Exercise brief –
For this exercise, repeat all of the material verbatim apart from its images.

Provided records –
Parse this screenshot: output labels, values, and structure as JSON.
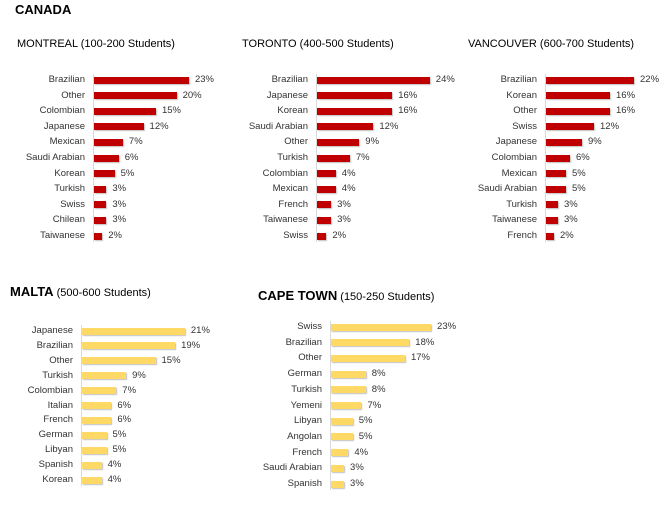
{
  "heading": "CANADA",
  "colors": {
    "canada": "#c00000",
    "other": "#ffd966"
  },
  "chart_data": [
    {
      "type": "bar",
      "orientation": "horizontal",
      "title": "MONTREAL (100-200 Students)",
      "title_bold": "",
      "title_rest": "MONTREAL (100-200 Students)",
      "categories": [
        "Brazilian",
        "Other",
        "Colombian",
        "Japanese",
        "Mexican",
        "Saudi Arabian",
        "Korean",
        "Turkish",
        "Swiss",
        "Chilean",
        "Taiwanese"
      ],
      "values": [
        23,
        20,
        15,
        12,
        7,
        6,
        5,
        3,
        3,
        3,
        2
      ],
      "labels": [
        "23%",
        "20%",
        "15%",
        "12%",
        "7%",
        "6%",
        "5%",
        "3%",
        "3%",
        "3%",
        "2%"
      ],
      "color": "#c00000"
    },
    {
      "type": "bar",
      "orientation": "horizontal",
      "title": "TORONTO (400-500 Students)",
      "title_bold": "",
      "title_rest": "TORONTO (400-500 Students)",
      "categories": [
        "Brazilian",
        "Japanese",
        "Korean",
        "Saudi Arabian",
        "Other",
        "Turkish",
        "Colombian",
        "Mexican",
        "French",
        "Taiwanese",
        "Swiss"
      ],
      "values": [
        24,
        16,
        16,
        12,
        9,
        7,
        4,
        4,
        3,
        3,
        2
      ],
      "labels": [
        "24%",
        "16%",
        "16%",
        "12%",
        "9%",
        "7%",
        "4%",
        "4%",
        "3%",
        "3%",
        "2%"
      ],
      "color": "#c00000"
    },
    {
      "type": "bar",
      "orientation": "horizontal",
      "title": "VANCOUVER (600-700 Students)",
      "title_bold": "",
      "title_rest": "VANCOUVER (600-700 Students)",
      "categories": [
        "Brazilian",
        "Korean",
        "Other",
        "Swiss",
        "Japanese",
        "Colombian",
        "Mexican",
        "Saudi Arabian",
        "Turkish",
        "Taiwanese",
        "French"
      ],
      "values": [
        22,
        16,
        16,
        12,
        9,
        6,
        5,
        5,
        3,
        3,
        2
      ],
      "labels": [
        "22%",
        "16%",
        "16%",
        "12%",
        "9%",
        "6%",
        "5%",
        "5%",
        "3%",
        "3%",
        "2%"
      ],
      "color": "#c00000"
    },
    {
      "type": "bar",
      "orientation": "horizontal",
      "title": "MALTA (500-600 Students)",
      "title_bold": "MALTA",
      "title_rest": " (500-600 Students)",
      "categories": [
        "Japanese",
        "Brazilian",
        "Other",
        "Turkish",
        "Colombian",
        "Italian",
        "French",
        "German",
        "Libyan",
        "Spanish",
        "Korean"
      ],
      "values": [
        21,
        19,
        15,
        9,
        7,
        6,
        6,
        5,
        5,
        4,
        4
      ],
      "labels": [
        "21%",
        "19%",
        "15%",
        "9%",
        "7%",
        "6%",
        "6%",
        "5%",
        "5%",
        "4%",
        "4%"
      ],
      "color": "#ffd966"
    },
    {
      "type": "bar",
      "orientation": "horizontal",
      "title": "CAPE TOWN (150-250 Students)",
      "title_bold": "CAPE TOWN",
      "title_rest": " (150-250 Students)",
      "categories": [
        "Swiss",
        "Brazilian",
        "Other",
        "German",
        "Turkish",
        "Yemeni",
        "Libyan",
        "Angolan",
        "French",
        "Saudi Arabian",
        "Spanish"
      ],
      "values": [
        23,
        18,
        17,
        8,
        8,
        7,
        5,
        5,
        4,
        3,
        3
      ],
      "labels": [
        "23%",
        "18%",
        "17%",
        "8%",
        "8%",
        "7%",
        "5%",
        "5%",
        "4%",
        "3%",
        "3%"
      ],
      "color": "#ffd966"
    }
  ]
}
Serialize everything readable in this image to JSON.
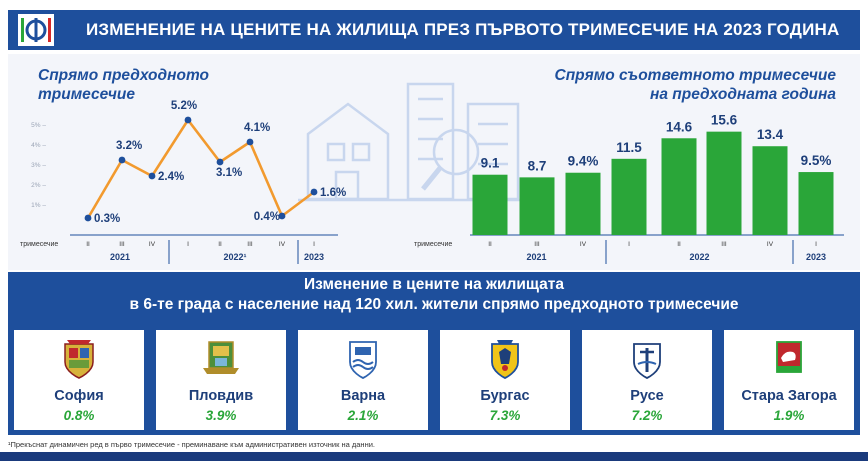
{
  "header": {
    "title": "ИЗМЕНЕНИЕ НА ЦЕНИТЕ НА ЖИЛИЩА ПРЕЗ ПЪРВОТО ТРИМЕСЕЧИЕ НА 2023 ГОДИНА"
  },
  "colors": {
    "brand_blue": "#1e4f9c",
    "line_orange": "#f29a2e",
    "bar_green": "#2aa639",
    "value_green": "#2aa639"
  },
  "chart_data": [
    {
      "type": "line",
      "title_line1": "Спрямо предходното",
      "title_line2": "тримесечие",
      "row_label": "тримесечие",
      "categories": [
        "II",
        "III",
        "IV",
        "I",
        "II",
        "III",
        "IV",
        "I"
      ],
      "years": [
        {
          "label": "2021",
          "start": 0,
          "end": 2
        },
        {
          "label": "2022¹",
          "start": 3,
          "end": 6
        },
        {
          "label": "2023",
          "start": 7,
          "end": 7
        }
      ],
      "values": [
        0.3,
        3.2,
        2.4,
        5.2,
        3.1,
        4.1,
        0.4,
        1.6
      ],
      "value_labels": [
        "0.3%",
        "3.2%",
        "2.4%",
        "5.2%",
        "3.1%",
        "4.1%",
        "0.4%",
        "1.6%"
      ],
      "ylim": [
        0,
        6
      ],
      "y_ticks": [
        1,
        2,
        3,
        4,
        5
      ],
      "y_tick_labels": [
        "1% –",
        "2% –",
        "3% –",
        "4% –",
        "5% –"
      ]
    },
    {
      "type": "bar",
      "title_line1": "Спрямо съответното тримесечие",
      "title_line2": "на предходната година",
      "row_label": "тримесечие",
      "categories": [
        "II",
        "III",
        "IV",
        "I",
        "II",
        "III",
        "IV",
        "I"
      ],
      "years": [
        {
          "label": "2021",
          "start": 0,
          "end": 2
        },
        {
          "label": "2022",
          "start": 3,
          "end": 6
        },
        {
          "label": "2023",
          "start": 7,
          "end": 7
        }
      ],
      "values": [
        9.1,
        8.7,
        9.4,
        11.5,
        14.6,
        15.6,
        13.4,
        9.5
      ],
      "value_labels": [
        "9.1",
        "8.7",
        "9.4%",
        "11.5",
        "14.6",
        "15.6",
        "13.4",
        "9.5%"
      ],
      "ylim": [
        0,
        16
      ]
    }
  ],
  "cities": {
    "title_line1": "Изменение в цените на жилищата",
    "title_line2": "в 6-те града с население над 120 хил. жители спрямо предходното тримесечие",
    "items": [
      {
        "name": "София",
        "value": "0.8%"
      },
      {
        "name": "Пловдив",
        "value": "3.9%"
      },
      {
        "name": "Варна",
        "value": "2.1%"
      },
      {
        "name": "Бургас",
        "value": "7.3%"
      },
      {
        "name": "Русе",
        "value": "7.2%"
      },
      {
        "name": "Стара Загора",
        "value": "1.9%"
      }
    ]
  },
  "footnote": "¹Прекъснат динамичен ред в първо тримесечие - преминаване към административен източник на данни."
}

Answer –
Parse this screenshot: output labels, values, and structure as JSON.
{
  "heading": "CANADA",
  "colors": {
    "canada": "#c00000",
    "other": "#ffd966"
  },
  "chart_data": [
    {
      "type": "bar",
      "orientation": "horizontal",
      "title": "MONTREAL (100-200 Students)",
      "title_bold": "",
      "title_rest": "MONTREAL (100-200 Students)",
      "categories": [
        "Brazilian",
        "Other",
        "Colombian",
        "Japanese",
        "Mexican",
        "Saudi Arabian",
        "Korean",
        "Turkish",
        "Swiss",
        "Chilean",
        "Taiwanese"
      ],
      "values": [
        23,
        20,
        15,
        12,
        7,
        6,
        5,
        3,
        3,
        3,
        2
      ],
      "labels": [
        "23%",
        "20%",
        "15%",
        "12%",
        "7%",
        "6%",
        "5%",
        "3%",
        "3%",
        "3%",
        "2%"
      ],
      "color": "#c00000"
    },
    {
      "type": "bar",
      "orientation": "horizontal",
      "title": "TORONTO (400-500 Students)",
      "title_bold": "",
      "title_rest": "TORONTO (400-500 Students)",
      "categories": [
        "Brazilian",
        "Japanese",
        "Korean",
        "Saudi Arabian",
        "Other",
        "Turkish",
        "Colombian",
        "Mexican",
        "French",
        "Taiwanese",
        "Swiss"
      ],
      "values": [
        24,
        16,
        16,
        12,
        9,
        7,
        4,
        4,
        3,
        3,
        2
      ],
      "labels": [
        "24%",
        "16%",
        "16%",
        "12%",
        "9%",
        "7%",
        "4%",
        "4%",
        "3%",
        "3%",
        "2%"
      ],
      "color": "#c00000"
    },
    {
      "type": "bar",
      "orientation": "horizontal",
      "title": "VANCOUVER (600-700 Students)",
      "title_bold": "",
      "title_rest": "VANCOUVER (600-700 Students)",
      "categories": [
        "Brazilian",
        "Korean",
        "Other",
        "Swiss",
        "Japanese",
        "Colombian",
        "Mexican",
        "Saudi Arabian",
        "Turkish",
        "Taiwanese",
        "French"
      ],
      "values": [
        22,
        16,
        16,
        12,
        9,
        6,
        5,
        5,
        3,
        3,
        2
      ],
      "labels": [
        "22%",
        "16%",
        "16%",
        "12%",
        "9%",
        "6%",
        "5%",
        "5%",
        "3%",
        "3%",
        "2%"
      ],
      "color": "#c00000"
    },
    {
      "type": "bar",
      "orientation": "horizontal",
      "title": "MALTA (500-600 Students)",
      "title_bold": "MALTA",
      "title_rest": " (500-600 Students)",
      "categories": [
        "Japanese",
        "Brazilian",
        "Other",
        "Turkish",
        "Colombian",
        "Italian",
        "French",
        "German",
        "Libyan",
        "Spanish",
        "Korean"
      ],
      "values": [
        21,
        19,
        15,
        9,
        7,
        6,
        6,
        5,
        5,
        4,
        4
      ],
      "labels": [
        "21%",
        "19%",
        "15%",
        "9%",
        "7%",
        "6%",
        "6%",
        "5%",
        "5%",
        "4%",
        "4%"
      ],
      "color": "#ffd966"
    },
    {
      "type": "bar",
      "orientation": "horizontal",
      "title": "CAPE TOWN (150-250 Students)",
      "title_bold": "CAPE TOWN",
      "title_rest": " (150-250 Students)",
      "categories": [
        "Swiss",
        "Brazilian",
        "Other",
        "German",
        "Turkish",
        "Yemeni",
        "Libyan",
        "Angolan",
        "French",
        "Saudi Arabian",
        "Spanish"
      ],
      "values": [
        23,
        18,
        17,
        8,
        8,
        7,
        5,
        5,
        4,
        3,
        3
      ],
      "labels": [
        "23%",
        "18%",
        "17%",
        "8%",
        "8%",
        "7%",
        "5%",
        "5%",
        "4%",
        "3%",
        "3%"
      ],
      "color": "#ffd966"
    }
  ]
}
Serialize everything readable in this image to JSON.
{
  "header": {
    "title": "ИЗМЕНЕНИЕ НА ЦЕНИТЕ НА ЖИЛИЩА ПРЕЗ ПЪРВОТО ТРИМЕСЕЧИЕ НА 2023 ГОДИНА"
  },
  "colors": {
    "brand_blue": "#1e4f9c",
    "line_orange": "#f29a2e",
    "bar_green": "#2aa639",
    "value_green": "#2aa639"
  },
  "chart_data": [
    {
      "type": "line",
      "title_line1": "Спрямо предходното",
      "title_line2": "тримесечие",
      "row_label": "тримесечие",
      "categories": [
        "II",
        "III",
        "IV",
        "I",
        "II",
        "III",
        "IV",
        "I"
      ],
      "years": [
        {
          "label": "2021",
          "start": 0,
          "end": 2
        },
        {
          "label": "2022¹",
          "start": 3,
          "end": 6
        },
        {
          "label": "2023",
          "start": 7,
          "end": 7
        }
      ],
      "values": [
        0.3,
        3.2,
        2.4,
        5.2,
        3.1,
        4.1,
        0.4,
        1.6
      ],
      "value_labels": [
        "0.3%",
        "3.2%",
        "2.4%",
        "5.2%",
        "3.1%",
        "4.1%",
        "0.4%",
        "1.6%"
      ],
      "ylim": [
        0,
        6
      ],
      "y_ticks": [
        1,
        2,
        3,
        4,
        5
      ],
      "y_tick_labels": [
        "1% –",
        "2% –",
        "3% –",
        "4% –",
        "5% –"
      ]
    },
    {
      "type": "bar",
      "title_line1": "Спрямо съответното тримесечие",
      "title_line2": "на предходната година",
      "row_label": "тримесечие",
      "categories": [
        "II",
        "III",
        "IV",
        "I",
        "II",
        "III",
        "IV",
        "I"
      ],
      "years": [
        {
          "label": "2021",
          "start": 0,
          "end": 2
        },
        {
          "label": "2022",
          "start": 3,
          "end": 6
        },
        {
          "label": "2023",
          "start": 7,
          "end": 7
        }
      ],
      "values": [
        9.1,
        8.7,
        9.4,
        11.5,
        14.6,
        15.6,
        13.4,
        9.5
      ],
      "value_labels": [
        "9.1",
        "8.7",
        "9.4%",
        "11.5",
        "14.6",
        "15.6",
        "13.4",
        "9.5%"
      ],
      "ylim": [
        0,
        16
      ]
    }
  ],
  "cities": {
    "title_line1": "Изменение в цените на жилищата",
    "title_line2": "в 6-те града с население над 120 хил. жители спрямо предходното тримесечие",
    "items": [
      {
        "name": "София",
        "value": "0.8%"
      },
      {
        "name": "Пловдив",
        "value": "3.9%"
      },
      {
        "name": "Варна",
        "value": "2.1%"
      },
      {
        "name": "Бургас",
        "value": "7.3%"
      },
      {
        "name": "Русе",
        "value": "7.2%"
      },
      {
        "name": "Стара Загора",
        "value": "1.9%"
      }
    ]
  },
  "footnote": "¹Прекъснат динамичен ред в първо тримесечие - преминаване към административен източник на данни."
}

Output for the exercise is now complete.